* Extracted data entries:

━━━━━━━━━━

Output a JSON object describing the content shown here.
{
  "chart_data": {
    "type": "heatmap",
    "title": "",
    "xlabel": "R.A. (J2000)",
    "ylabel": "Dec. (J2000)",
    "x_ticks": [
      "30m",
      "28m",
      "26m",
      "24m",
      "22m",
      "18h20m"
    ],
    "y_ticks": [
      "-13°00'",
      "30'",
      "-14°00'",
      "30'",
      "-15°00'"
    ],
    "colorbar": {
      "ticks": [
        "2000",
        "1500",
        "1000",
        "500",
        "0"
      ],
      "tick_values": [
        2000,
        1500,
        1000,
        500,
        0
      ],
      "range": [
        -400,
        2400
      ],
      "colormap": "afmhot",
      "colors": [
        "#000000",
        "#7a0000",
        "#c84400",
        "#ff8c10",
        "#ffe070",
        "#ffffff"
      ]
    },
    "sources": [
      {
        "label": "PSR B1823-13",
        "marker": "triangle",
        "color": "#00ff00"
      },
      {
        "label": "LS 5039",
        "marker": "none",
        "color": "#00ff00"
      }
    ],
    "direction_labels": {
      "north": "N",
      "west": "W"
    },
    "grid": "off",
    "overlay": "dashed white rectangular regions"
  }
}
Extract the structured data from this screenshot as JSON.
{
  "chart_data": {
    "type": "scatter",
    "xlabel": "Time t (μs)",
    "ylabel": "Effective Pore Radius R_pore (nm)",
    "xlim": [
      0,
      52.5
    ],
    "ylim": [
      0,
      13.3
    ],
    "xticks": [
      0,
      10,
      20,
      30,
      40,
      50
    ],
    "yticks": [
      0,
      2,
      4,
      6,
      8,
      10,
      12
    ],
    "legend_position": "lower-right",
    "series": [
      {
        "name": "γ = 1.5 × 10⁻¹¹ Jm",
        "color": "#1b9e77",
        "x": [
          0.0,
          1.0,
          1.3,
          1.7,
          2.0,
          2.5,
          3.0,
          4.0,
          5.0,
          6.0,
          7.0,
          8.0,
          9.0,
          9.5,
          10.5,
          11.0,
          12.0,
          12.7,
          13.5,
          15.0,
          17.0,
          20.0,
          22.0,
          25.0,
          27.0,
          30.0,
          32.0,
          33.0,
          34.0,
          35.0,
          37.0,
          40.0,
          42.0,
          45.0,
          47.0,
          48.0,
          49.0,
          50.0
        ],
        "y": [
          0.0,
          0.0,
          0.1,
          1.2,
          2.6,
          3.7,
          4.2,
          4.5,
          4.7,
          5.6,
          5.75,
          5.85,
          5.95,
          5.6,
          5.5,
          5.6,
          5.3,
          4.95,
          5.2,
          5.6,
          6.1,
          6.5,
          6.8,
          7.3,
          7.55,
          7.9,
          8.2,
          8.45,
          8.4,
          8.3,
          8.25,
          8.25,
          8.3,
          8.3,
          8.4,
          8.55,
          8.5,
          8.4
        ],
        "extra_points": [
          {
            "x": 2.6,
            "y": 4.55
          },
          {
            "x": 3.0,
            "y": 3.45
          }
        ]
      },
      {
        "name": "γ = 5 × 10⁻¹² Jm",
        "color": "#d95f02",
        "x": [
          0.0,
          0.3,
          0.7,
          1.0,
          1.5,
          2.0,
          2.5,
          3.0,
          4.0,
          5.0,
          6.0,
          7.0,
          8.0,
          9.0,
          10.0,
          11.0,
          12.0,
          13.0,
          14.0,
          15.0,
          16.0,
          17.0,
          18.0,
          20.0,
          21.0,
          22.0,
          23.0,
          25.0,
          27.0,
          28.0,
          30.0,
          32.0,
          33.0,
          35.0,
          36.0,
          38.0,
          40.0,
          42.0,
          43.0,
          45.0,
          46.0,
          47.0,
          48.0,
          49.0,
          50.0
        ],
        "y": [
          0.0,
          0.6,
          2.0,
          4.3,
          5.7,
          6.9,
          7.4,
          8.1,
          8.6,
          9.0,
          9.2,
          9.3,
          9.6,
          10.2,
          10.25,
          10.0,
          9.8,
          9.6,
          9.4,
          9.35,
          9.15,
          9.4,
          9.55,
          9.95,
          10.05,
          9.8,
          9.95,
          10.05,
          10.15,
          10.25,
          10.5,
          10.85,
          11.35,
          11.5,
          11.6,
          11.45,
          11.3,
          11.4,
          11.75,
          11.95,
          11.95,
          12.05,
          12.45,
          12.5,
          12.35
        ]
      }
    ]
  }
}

━━━━━━━━━━

* Written request:
Pull out each record as written and restate it exactly.

* Task response:
Output a JSON object describing the content shown here.
{
  "chart_data": {
    "type": "heatmap",
    "title": "",
    "xlabel": "R.A. (J2000)",
    "ylabel": "Dec. (J2000)",
    "x_ticks": [
      "30m",
      "28m",
      "26m",
      "24m",
      "22m",
      "18h20m"
    ],
    "y_ticks": [
      "-13°00'",
      "30'",
      "-14°00'",
      "30'",
      "-15°00'"
    ],
    "colorbar": {
      "ticks": [
        "2000",
        "1500",
        "1000",
        "500",
        "0"
      ],
      "tick_values": [
        2000,
        1500,
        1000,
        500,
        0
      ],
      "range": [
        -400,
        2400
      ],
      "colormap": "afmhot",
      "colors": [
        "#000000",
        "#7a0000",
        "#c84400",
        "#ff8c10",
        "#ffe070",
        "#ffffff"
      ]
    },
    "sources": [
      {
        "label": "PSR B1823-13",
        "marker": "triangle",
        "color": "#00ff00"
      },
      {
        "label": "LS 5039",
        "marker": "none",
        "color": "#00ff00"
      }
    ],
    "direction_labels": {
      "north": "N",
      "west": "W"
    },
    "grid": "off",
    "overlay": "dashed white rectangular regions"
  }
}
Extract the structured data from this screenshot as JSON.
{
  "chart_data": {
    "type": "scatter",
    "xlabel": "Time t (μs)",
    "ylabel": "Effective Pore Radius R_pore (nm)",
    "xlim": [
      0,
      52.5
    ],
    "ylim": [
      0,
      13.3
    ],
    "xticks": [
      0,
      10,
      20,
      30,
      40,
      50
    ],
    "yticks": [
      0,
      2,
      4,
      6,
      8,
      10,
      12
    ],
    "legend_position": "lower-right",
    "series": [
      {
        "name": "γ = 1.5 × 10⁻¹¹ Jm",
        "color": "#1b9e77",
        "x": [
          0.0,
          1.0,
          1.3,
          1.7,
          2.0,
          2.5,
          3.0,
          4.0,
          5.0,
          6.0,
          7.0,
          8.0,
          9.0,
          9.5,
          10.5,
          11.0,
          12.0,
          12.7,
          13.5,
          15.0,
          17.0,
          20.0,
          22.0,
          25.0,
          27.0,
          30.0,
          32.0,
          33.0,
          34.0,
          35.0,
          37.0,
          40.0,
          42.0,
          45.0,
          47.0,
          48.0,
          49.0,
          50.0
        ],
        "y": [
          0.0,
          0.0,
          0.1,
          1.2,
          2.6,
          3.7,
          4.2,
          4.5,
          4.7,
          5.6,
          5.75,
          5.85,
          5.95,
          5.6,
          5.5,
          5.6,
          5.3,
          4.95,
          5.2,
          5.6,
          6.1,
          6.5,
          6.8,
          7.3,
          7.55,
          7.9,
          8.2,
          8.45,
          8.4,
          8.3,
          8.25,
          8.25,
          8.3,
          8.3,
          8.4,
          8.55,
          8.5,
          8.4
        ],
        "extra_points": [
          {
            "x": 2.6,
            "y": 4.55
          },
          {
            "x": 3.0,
            "y": 3.45
          }
        ]
      },
      {
        "name": "γ = 5 × 10⁻¹² Jm",
        "color": "#d95f02",
        "x": [
          0.0,
          0.3,
          0.7,
          1.0,
          1.5,
          2.0,
          2.5,
          3.0,
          4.0,
          5.0,
          6.0,
          7.0,
          8.0,
          9.0,
          10.0,
          11.0,
          12.0,
          13.0,
          14.0,
          15.0,
          16.0,
          17.0,
          18.0,
          20.0,
          21.0,
          22.0,
          23.0,
          25.0,
          27.0,
          28.0,
          30.0,
          32.0,
          33.0,
          35.0,
          36.0,
          38.0,
          40.0,
          42.0,
          43.0,
          45.0,
          46.0,
          47.0,
          48.0,
          49.0,
          50.0
        ],
        "y": [
          0.0,
          0.6,
          2.0,
          4.3,
          5.7,
          6.9,
          7.4,
          8.1,
          8.6,
          9.0,
          9.2,
          9.3,
          9.6,
          10.2,
          10.25,
          10.0,
          9.8,
          9.6,
          9.4,
          9.35,
          9.15,
          9.4,
          9.55,
          9.95,
          10.05,
          9.8,
          9.95,
          10.05,
          10.15,
          10.25,
          10.5,
          10.85,
          11.35,
          11.5,
          11.6,
          11.45,
          11.3,
          11.4,
          11.75,
          11.95,
          11.95,
          12.05,
          12.45,
          12.5,
          12.35
        ]
      }
    ]
  }
}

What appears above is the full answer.